> [Materials provided]
····················

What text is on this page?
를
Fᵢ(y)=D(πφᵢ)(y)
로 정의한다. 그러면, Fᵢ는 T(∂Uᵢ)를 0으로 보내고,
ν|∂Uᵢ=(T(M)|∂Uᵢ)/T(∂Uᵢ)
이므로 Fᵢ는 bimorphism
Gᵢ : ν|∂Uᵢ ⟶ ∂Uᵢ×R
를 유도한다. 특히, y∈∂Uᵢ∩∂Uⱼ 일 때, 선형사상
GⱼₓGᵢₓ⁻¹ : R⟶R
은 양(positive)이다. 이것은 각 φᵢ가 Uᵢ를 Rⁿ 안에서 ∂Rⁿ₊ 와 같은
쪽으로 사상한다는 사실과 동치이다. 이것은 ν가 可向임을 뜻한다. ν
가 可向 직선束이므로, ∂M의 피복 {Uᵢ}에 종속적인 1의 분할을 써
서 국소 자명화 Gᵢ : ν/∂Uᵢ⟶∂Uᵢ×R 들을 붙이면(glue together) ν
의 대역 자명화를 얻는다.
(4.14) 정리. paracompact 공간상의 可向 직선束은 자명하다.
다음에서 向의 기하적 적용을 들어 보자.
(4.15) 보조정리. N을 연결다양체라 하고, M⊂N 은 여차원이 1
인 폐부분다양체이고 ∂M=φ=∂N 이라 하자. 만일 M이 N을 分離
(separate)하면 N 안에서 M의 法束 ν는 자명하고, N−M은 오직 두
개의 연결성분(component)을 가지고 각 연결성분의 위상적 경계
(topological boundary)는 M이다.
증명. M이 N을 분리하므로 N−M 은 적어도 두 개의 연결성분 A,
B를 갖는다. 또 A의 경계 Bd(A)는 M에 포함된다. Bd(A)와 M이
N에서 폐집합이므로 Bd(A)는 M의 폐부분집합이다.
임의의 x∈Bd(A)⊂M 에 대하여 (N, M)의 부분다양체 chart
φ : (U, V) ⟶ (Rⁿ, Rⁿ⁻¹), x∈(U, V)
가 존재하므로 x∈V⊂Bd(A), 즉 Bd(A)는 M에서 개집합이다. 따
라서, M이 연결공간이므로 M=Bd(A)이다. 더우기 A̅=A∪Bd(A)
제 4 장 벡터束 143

····················

> [Work instructions] Transcribe all of the entries without altering anything.

> [Answer below]
What text is on this page?
를
Fᵢ(y)=D(πφᵢ)(y)
로 정의한다. 그러면, Fᵢ는 T(∂Uᵢ)를 0으로 보내고,
ν|∂Uᵢ=(T(M)|∂Uᵢ)/T(∂Uᵢ)
이므로 Fᵢ는 bimorphism
Gᵢ : ν|∂Uᵢ ⟶ ∂Uᵢ×R
를 유도한다. 특히, y∈∂Uᵢ∩∂Uⱼ 일 때, 선형사상
GⱼₓGᵢₓ⁻¹ : R⟶R
은 양(positive)이다. 이것은 각 φᵢ가 Uᵢ를 Rⁿ 안에서 ∂Rⁿ₊ 와 같은
쪽으로 사상한다는 사실과 동치이다. 이것은 ν가 可向임을 뜻한다. ν
가 可向 직선束이므로, ∂M의 피복 {Uᵢ}에 종속적인 1의 분할을 써
서 국소 자명화 Gᵢ : ν/∂Uᵢ⟶∂Uᵢ×R 들을 붙이면(glue together) ν
의 대역 자명화를 얻는다.
(4.14) 정리. paracompact 공간상의 可向 직선束은 자명하다.
다음에서 向의 기하적 적용을 들어 보자.
(4.15) 보조정리. N을 연결다양체라 하고, M⊂N 은 여차원이 1
인 폐부분다양체이고 ∂M=φ=∂N 이라 하자. 만일 M이 N을 分離
(separate)하면 N 안에서 M의 法束 ν는 자명하고, N−M은 오직 두
개의 연결성분(component)을 가지고 각 연결성분의 위상적 경계
(topological boundary)는 M이다.
증명. M이 N을 분리하므로 N−M 은 적어도 두 개의 연결성분 A,
B를 갖는다. 또 A의 경계 Bd(A)는 M에 포함된다. Bd(A)와 M이
N에서 폐집합이므로 Bd(A)는 M의 폐부분집합이다.
임의의 x∈Bd(A)⊂M 에 대하여 (N, M)의 부분다양체 chart
φ : (U, V) ⟶ (Rⁿ, Rⁿ⁻¹), x∈(U, V)
가 존재하므로 x∈V⊂Bd(A), 즉 Bd(A)는 M에서 개집합이다. 따
라서, M이 연결공간이므로 M=Bd(A)이다. 더우기 A̅=A∪Bd(A)
제 4 장 벡터束 143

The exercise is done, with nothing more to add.